◆ **WHAT IS EXPECTED**: Go through the listing and return every line with "data" in it.

(Stored entries)
--*--

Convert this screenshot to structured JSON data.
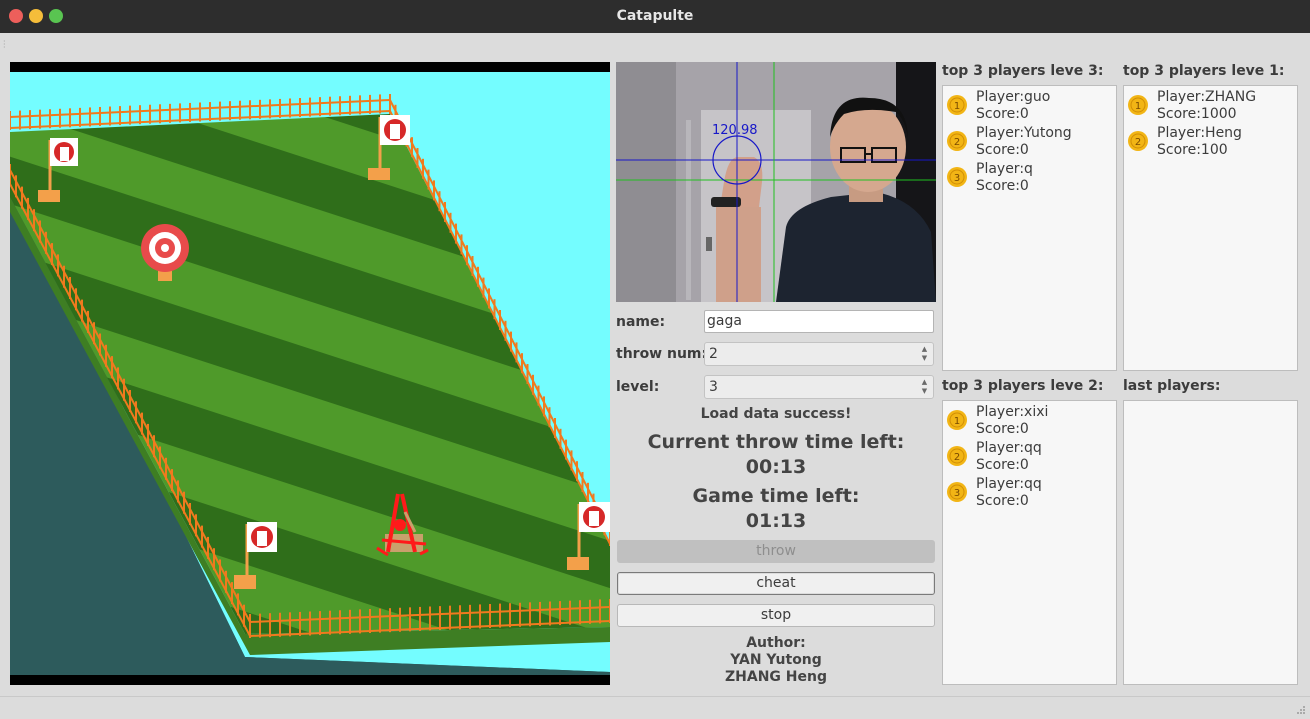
{
  "window": {
    "title": "Catapulte"
  },
  "camera": {
    "readout": "120.98"
  },
  "form": {
    "name_label": "name:",
    "name_value": "gaga",
    "throw_label": "throw num:",
    "throw_value": "2",
    "level_label": "level:",
    "level_value": "3"
  },
  "status": {
    "load_message": "Load data success!",
    "throw_time_label": "Current throw time left:",
    "throw_time_value": "00:13",
    "game_time_label": "Game time left:",
    "game_time_value": "01:13"
  },
  "buttons": {
    "throw": "throw",
    "cheat": "cheat",
    "stop": "stop"
  },
  "author": {
    "label": "Author:",
    "names": [
      "YAN Yutong",
      "ZHANG Heng"
    ]
  },
  "leaderboards": {
    "level3": {
      "title": "top 3 players leve 3:",
      "entries": [
        {
          "rank": "1",
          "player": "Player:guo",
          "score": "Score:0"
        },
        {
          "rank": "2",
          "player": "Player:Yutong",
          "score": "Score:0"
        },
        {
          "rank": "3",
          "player": "Player:q",
          "score": "Score:0"
        }
      ]
    },
    "level1": {
      "title": "top 3 players leve 1:",
      "entries": [
        {
          "rank": "1",
          "player": "Player:ZHANG",
          "score": "Score:1000"
        },
        {
          "rank": "2",
          "player": "Player:Heng",
          "score": "Score:100"
        }
      ]
    },
    "level2": {
      "title": "top 3 players leve 2:",
      "entries": [
        {
          "rank": "1",
          "player": "Player:xixi",
          "score": "Score:0"
        },
        {
          "rank": "2",
          "player": "Player:qq",
          "score": "Score:0"
        },
        {
          "rank": "3",
          "player": "Player:qq",
          "score": "Score:0"
        }
      ]
    },
    "last": {
      "title": "last players:",
      "entries": []
    }
  },
  "colors": {
    "sky": "#74fdff",
    "ground": "#2d5b5c",
    "grass_dark": "#2f6e1a",
    "grass_light": "#4f9a2a",
    "fence": "#f07a1e",
    "medal": "#f2b515",
    "crosshair_blue": "#1818c8",
    "crosshair_green": "#20c020"
  },
  "icons": {
    "target": "target-icon",
    "flag": "flag-icon",
    "catapult": "catapult-icon",
    "medal": "medal-icon"
  }
}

--*--

◆ **FINAL RESULT**:
Convert this screenshot to structured JSON data.
    "load_message": "Load data success!",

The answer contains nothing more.